Task to carry out:
Transcribe all records exactly.

Given records:
------------------------------------------------
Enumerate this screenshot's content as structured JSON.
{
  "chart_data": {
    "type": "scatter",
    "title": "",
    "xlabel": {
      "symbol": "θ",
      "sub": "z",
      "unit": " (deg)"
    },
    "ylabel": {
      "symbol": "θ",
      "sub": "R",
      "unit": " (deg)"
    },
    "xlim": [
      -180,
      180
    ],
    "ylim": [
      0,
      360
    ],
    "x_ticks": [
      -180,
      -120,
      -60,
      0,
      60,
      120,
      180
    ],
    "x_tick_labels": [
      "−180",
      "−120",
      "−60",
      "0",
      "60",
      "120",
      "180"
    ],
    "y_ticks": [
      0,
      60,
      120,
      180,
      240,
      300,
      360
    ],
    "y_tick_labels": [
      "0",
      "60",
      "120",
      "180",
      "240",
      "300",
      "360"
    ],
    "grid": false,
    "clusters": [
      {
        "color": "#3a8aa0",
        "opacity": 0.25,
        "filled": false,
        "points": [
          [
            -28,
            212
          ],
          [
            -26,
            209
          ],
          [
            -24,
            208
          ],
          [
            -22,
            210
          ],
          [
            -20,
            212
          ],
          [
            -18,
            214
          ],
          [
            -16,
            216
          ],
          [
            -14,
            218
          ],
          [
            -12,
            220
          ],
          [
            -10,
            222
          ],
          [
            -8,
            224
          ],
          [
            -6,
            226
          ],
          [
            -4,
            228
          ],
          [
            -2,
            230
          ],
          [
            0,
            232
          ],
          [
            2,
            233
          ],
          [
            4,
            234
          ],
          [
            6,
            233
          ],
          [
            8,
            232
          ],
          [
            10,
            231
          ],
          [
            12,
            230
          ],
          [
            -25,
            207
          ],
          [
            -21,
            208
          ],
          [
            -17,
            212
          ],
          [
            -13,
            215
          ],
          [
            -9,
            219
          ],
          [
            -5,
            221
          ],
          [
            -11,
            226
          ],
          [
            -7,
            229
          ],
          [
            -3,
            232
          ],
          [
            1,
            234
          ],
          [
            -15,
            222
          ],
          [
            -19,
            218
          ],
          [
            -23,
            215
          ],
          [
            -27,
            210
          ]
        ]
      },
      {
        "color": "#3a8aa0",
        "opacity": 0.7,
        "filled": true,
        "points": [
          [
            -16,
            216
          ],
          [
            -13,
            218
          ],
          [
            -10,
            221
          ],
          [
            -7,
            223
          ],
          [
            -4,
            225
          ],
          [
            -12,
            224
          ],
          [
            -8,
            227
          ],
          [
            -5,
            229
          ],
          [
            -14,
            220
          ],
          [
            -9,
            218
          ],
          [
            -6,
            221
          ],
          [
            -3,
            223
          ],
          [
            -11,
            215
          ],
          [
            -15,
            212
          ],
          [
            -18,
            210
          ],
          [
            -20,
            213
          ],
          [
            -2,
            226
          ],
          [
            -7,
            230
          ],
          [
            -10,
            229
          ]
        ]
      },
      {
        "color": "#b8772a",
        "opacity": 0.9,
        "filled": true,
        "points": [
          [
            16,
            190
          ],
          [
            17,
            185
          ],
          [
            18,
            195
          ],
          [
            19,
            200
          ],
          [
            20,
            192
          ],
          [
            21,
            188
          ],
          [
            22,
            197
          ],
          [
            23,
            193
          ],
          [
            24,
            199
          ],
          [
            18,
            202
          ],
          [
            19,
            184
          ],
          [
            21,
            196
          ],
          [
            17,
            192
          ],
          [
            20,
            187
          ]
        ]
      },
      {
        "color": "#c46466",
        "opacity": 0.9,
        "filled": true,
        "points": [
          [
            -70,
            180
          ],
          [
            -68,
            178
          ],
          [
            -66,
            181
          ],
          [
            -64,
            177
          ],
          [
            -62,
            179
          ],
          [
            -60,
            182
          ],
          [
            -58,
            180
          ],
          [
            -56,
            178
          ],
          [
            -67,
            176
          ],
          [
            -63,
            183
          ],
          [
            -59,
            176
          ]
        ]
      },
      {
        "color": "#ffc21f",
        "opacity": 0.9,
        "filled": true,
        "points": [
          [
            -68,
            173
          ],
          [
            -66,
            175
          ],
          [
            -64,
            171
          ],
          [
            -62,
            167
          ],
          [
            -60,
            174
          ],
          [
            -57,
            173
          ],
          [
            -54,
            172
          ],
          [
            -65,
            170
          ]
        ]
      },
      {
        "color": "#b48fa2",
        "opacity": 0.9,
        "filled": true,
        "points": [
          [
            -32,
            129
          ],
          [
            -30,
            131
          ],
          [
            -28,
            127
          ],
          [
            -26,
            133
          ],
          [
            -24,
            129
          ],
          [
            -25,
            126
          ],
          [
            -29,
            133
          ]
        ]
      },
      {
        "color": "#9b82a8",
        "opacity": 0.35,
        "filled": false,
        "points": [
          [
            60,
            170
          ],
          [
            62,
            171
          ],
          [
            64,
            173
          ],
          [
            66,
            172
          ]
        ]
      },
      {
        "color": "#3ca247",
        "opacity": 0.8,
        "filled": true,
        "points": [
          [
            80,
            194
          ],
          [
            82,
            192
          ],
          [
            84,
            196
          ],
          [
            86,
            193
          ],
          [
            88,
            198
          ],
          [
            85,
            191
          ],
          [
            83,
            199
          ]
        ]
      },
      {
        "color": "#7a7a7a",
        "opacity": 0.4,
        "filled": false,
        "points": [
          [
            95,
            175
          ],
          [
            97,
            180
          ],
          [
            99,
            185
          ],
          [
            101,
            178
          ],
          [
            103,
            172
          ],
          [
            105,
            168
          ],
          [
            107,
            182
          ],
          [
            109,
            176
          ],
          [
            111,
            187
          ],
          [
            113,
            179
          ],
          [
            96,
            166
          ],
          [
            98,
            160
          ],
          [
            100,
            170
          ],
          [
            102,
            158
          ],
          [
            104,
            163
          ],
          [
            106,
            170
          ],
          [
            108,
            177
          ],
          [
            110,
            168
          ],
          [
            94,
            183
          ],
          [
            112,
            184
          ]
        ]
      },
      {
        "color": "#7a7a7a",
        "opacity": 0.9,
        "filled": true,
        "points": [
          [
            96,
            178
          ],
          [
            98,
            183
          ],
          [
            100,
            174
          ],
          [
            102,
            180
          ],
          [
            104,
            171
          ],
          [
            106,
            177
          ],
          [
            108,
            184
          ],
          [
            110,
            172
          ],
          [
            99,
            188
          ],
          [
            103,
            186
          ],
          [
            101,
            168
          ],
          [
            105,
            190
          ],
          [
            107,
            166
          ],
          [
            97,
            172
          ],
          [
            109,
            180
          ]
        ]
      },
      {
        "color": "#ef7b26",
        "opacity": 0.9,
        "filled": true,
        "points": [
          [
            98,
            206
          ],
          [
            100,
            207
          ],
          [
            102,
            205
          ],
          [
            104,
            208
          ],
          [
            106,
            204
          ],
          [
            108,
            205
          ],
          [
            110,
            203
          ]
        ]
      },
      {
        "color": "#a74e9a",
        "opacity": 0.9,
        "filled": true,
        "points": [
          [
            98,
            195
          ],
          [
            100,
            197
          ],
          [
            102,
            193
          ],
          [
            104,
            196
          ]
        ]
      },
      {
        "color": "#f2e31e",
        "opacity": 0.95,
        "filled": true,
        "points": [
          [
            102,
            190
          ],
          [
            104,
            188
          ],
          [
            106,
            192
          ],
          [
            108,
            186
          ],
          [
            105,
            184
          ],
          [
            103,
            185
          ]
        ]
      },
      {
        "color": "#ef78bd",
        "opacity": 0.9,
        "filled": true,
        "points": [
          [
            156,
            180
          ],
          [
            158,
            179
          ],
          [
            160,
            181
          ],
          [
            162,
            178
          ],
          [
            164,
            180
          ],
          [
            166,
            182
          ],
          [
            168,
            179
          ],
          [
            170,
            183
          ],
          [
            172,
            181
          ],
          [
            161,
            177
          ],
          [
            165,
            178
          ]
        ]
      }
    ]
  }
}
------------------------------------------------
Final result:
Enumerate this screenshot's content as structured JSON.
{
  "chart_data": {
    "type": "scatter",
    "title": "",
    "xlabel": {
      "symbol": "θ",
      "sub": "z",
      "unit": " (deg)"
    },
    "ylabel": {
      "symbol": "θ",
      "sub": "R",
      "unit": " (deg)"
    },
    "xlim": [
      -180,
      180
    ],
    "ylim": [
      0,
      360
    ],
    "x_ticks": [
      -180,
      -120,
      -60,
      0,
      60,
      120,
      180
    ],
    "x_tick_labels": [
      "−180",
      "−120",
      "−60",
      "0",
      "60",
      "120",
      "180"
    ],
    "y_ticks": [
      0,
      60,
      120,
      180,
      240,
      300,
      360
    ],
    "y_tick_labels": [
      "0",
      "60",
      "120",
      "180",
      "240",
      "300",
      "360"
    ],
    "grid": false,
    "clusters": [
      {
        "color": "#3a8aa0",
        "opacity": 0.25,
        "filled": false,
        "points": [
          [
            -28,
            212
          ],
          [
            -26,
            209
          ],
          [
            -24,
            208
          ],
          [
            -22,
            210
          ],
          [
            -20,
            212
          ],
          [
            -18,
            214
          ],
          [
            -16,
            216
          ],
          [
            -14,
            218
          ],
          [
            -12,
            220
          ],
          [
            -10,
            222
          ],
          [
            -8,
            224
          ],
          [
            -6,
            226
          ],
          [
            -4,
            228
          ],
          [
            -2,
            230
          ],
          [
            0,
            232
          ],
          [
            2,
            233
          ],
          [
            4,
            234
          ],
          [
            6,
            233
          ],
          [
            8,
            232
          ],
          [
            10,
            231
          ],
          [
            12,
            230
          ],
          [
            -25,
            207
          ],
          [
            -21,
            208
          ],
          [
            -17,
            212
          ],
          [
            -13,
            215
          ],
          [
            -9,
            219
          ],
          [
            -5,
            221
          ],
          [
            -11,
            226
          ],
          [
            -7,
            229
          ],
          [
            -3,
            232
          ],
          [
            1,
            234
          ],
          [
            -15,
            222
          ],
          [
            -19,
            218
          ],
          [
            -23,
            215
          ],
          [
            -27,
            210
          ]
        ]
      },
      {
        "color": "#3a8aa0",
        "opacity": 0.7,
        "filled": true,
        "points": [
          [
            -16,
            216
          ],
          [
            -13,
            218
          ],
          [
            -10,
            221
          ],
          [
            -7,
            223
          ],
          [
            -4,
            225
          ],
          [
            -12,
            224
          ],
          [
            -8,
            227
          ],
          [
            -5,
            229
          ],
          [
            -14,
            220
          ],
          [
            -9,
            218
          ],
          [
            -6,
            221
          ],
          [
            -3,
            223
          ],
          [
            -11,
            215
          ],
          [
            -15,
            212
          ],
          [
            -18,
            210
          ],
          [
            -20,
            213
          ],
          [
            -2,
            226
          ],
          [
            -7,
            230
          ],
          [
            -10,
            229
          ]
        ]
      },
      {
        "color": "#b8772a",
        "opacity": 0.9,
        "filled": true,
        "points": [
          [
            16,
            190
          ],
          [
            17,
            185
          ],
          [
            18,
            195
          ],
          [
            19,
            200
          ],
          [
            20,
            192
          ],
          [
            21,
            188
          ],
          [
            22,
            197
          ],
          [
            23,
            193
          ],
          [
            24,
            199
          ],
          [
            18,
            202
          ],
          [
            19,
            184
          ],
          [
            21,
            196
          ],
          [
            17,
            192
          ],
          [
            20,
            187
          ]
        ]
      },
      {
        "color": "#c46466",
        "opacity": 0.9,
        "filled": true,
        "points": [
          [
            -70,
            180
          ],
          [
            -68,
            178
          ],
          [
            -66,
            181
          ],
          [
            -64,
            177
          ],
          [
            -62,
            179
          ],
          [
            -60,
            182
          ],
          [
            -58,
            180
          ],
          [
            -56,
            178
          ],
          [
            -67,
            176
          ],
          [
            -63,
            183
          ],
          [
            -59,
            176
          ]
        ]
      },
      {
        "color": "#ffc21f",
        "opacity": 0.9,
        "filled": true,
        "points": [
          [
            -68,
            173
          ],
          [
            -66,
            175
          ],
          [
            -64,
            171
          ],
          [
            -62,
            167
          ],
          [
            -60,
            174
          ],
          [
            -57,
            173
          ],
          [
            -54,
            172
          ],
          [
            -65,
            170
          ]
        ]
      },
      {
        "color": "#b48fa2",
        "opacity": 0.9,
        "filled": true,
        "points": [
          [
            -32,
            129
          ],
          [
            -30,
            131
          ],
          [
            -28,
            127
          ],
          [
            -26,
            133
          ],
          [
            -24,
            129
          ],
          [
            -25,
            126
          ],
          [
            -29,
            133
          ]
        ]
      },
      {
        "color": "#9b82a8",
        "opacity": 0.35,
        "filled": false,
        "points": [
          [
            60,
            170
          ],
          [
            62,
            171
          ],
          [
            64,
            173
          ],
          [
            66,
            172
          ]
        ]
      },
      {
        "color": "#3ca247",
        "opacity": 0.8,
        "filled": true,
        "points": [
          [
            80,
            194
          ],
          [
            82,
            192
          ],
          [
            84,
            196
          ],
          [
            86,
            193
          ],
          [
            88,
            198
          ],
          [
            85,
            191
          ],
          [
            83,
            199
          ]
        ]
      },
      {
        "color": "#7a7a7a",
        "opacity": 0.4,
        "filled": false,
        "points": [
          [
            95,
            175
          ],
          [
            97,
            180
          ],
          [
            99,
            185
          ],
          [
            101,
            178
          ],
          [
            103,
            172
          ],
          [
            105,
            168
          ],
          [
            107,
            182
          ],
          [
            109,
            176
          ],
          [
            111,
            187
          ],
          [
            113,
            179
          ],
          [
            96,
            166
          ],
          [
            98,
            160
          ],
          [
            100,
            170
          ],
          [
            102,
            158
          ],
          [
            104,
            163
          ],
          [
            106,
            170
          ],
          [
            108,
            177
          ],
          [
            110,
            168
          ],
          [
            94,
            183
          ],
          [
            112,
            184
          ]
        ]
      },
      {
        "color": "#7a7a7a",
        "opacity": 0.9,
        "filled": true,
        "points": [
          [
            96,
            178
          ],
          [
            98,
            183
          ],
          [
            100,
            174
          ],
          [
            102,
            180
          ],
          [
            104,
            171
          ],
          [
            106,
            177
          ],
          [
            108,
            184
          ],
          [
            110,
            172
          ],
          [
            99,
            188
          ],
          [
            103,
            186
          ],
          [
            101,
            168
          ],
          [
            105,
            190
          ],
          [
            107,
            166
          ],
          [
            97,
            172
          ],
          [
            109,
            180
          ]
        ]
      },
      {
        "color": "#ef7b26",
        "opacity": 0.9,
        "filled": true,
        "points": [
          [
            98,
            206
          ],
          [
            100,
            207
          ],
          [
            102,
            205
          ],
          [
            104,
            208
          ],
          [
            106,
            204
          ],
          [
            108,
            205
          ],
          [
            110,
            203
          ]
        ]
      },
      {
        "color": "#a74e9a",
        "opacity": 0.9,
        "filled": true,
        "points": [
          [
            98,
            195
          ],
          [
            100,
            197
          ],
          [
            102,
            193
          ],
          [
            104,
            196
          ]
        ]
      },
      {
        "color": "#f2e31e",
        "opacity": 0.95,
        "filled": true,
        "points": [
          [
            102,
            190
          ],
          [
            104,
            188
          ],
          [
            106,
            192
          ],
          [
            108,
            186
          ],
          [
            105,
            184
          ],
          [
            103,
            185
          ]
        ]
      },
      {
        "color": "#ef78bd",
        "opacity": 0.9,
        "filled": true,
        "points": [
          [
            156,
            180
          ],
          [
            158,
            179
          ],
          [
            160,
            181
          ],
          [
            162,
            178
          ],
          [
            164,
            180
          ],
          [
            166,
            182
          ],
          [
            168,
            179
          ],
          [
            170,
            183
          ],
          [
            172,
            181
          ],
          [
            161,
            177
          ],
          [
            165,
            178
          ]
        ]
      }
    ]
  }
}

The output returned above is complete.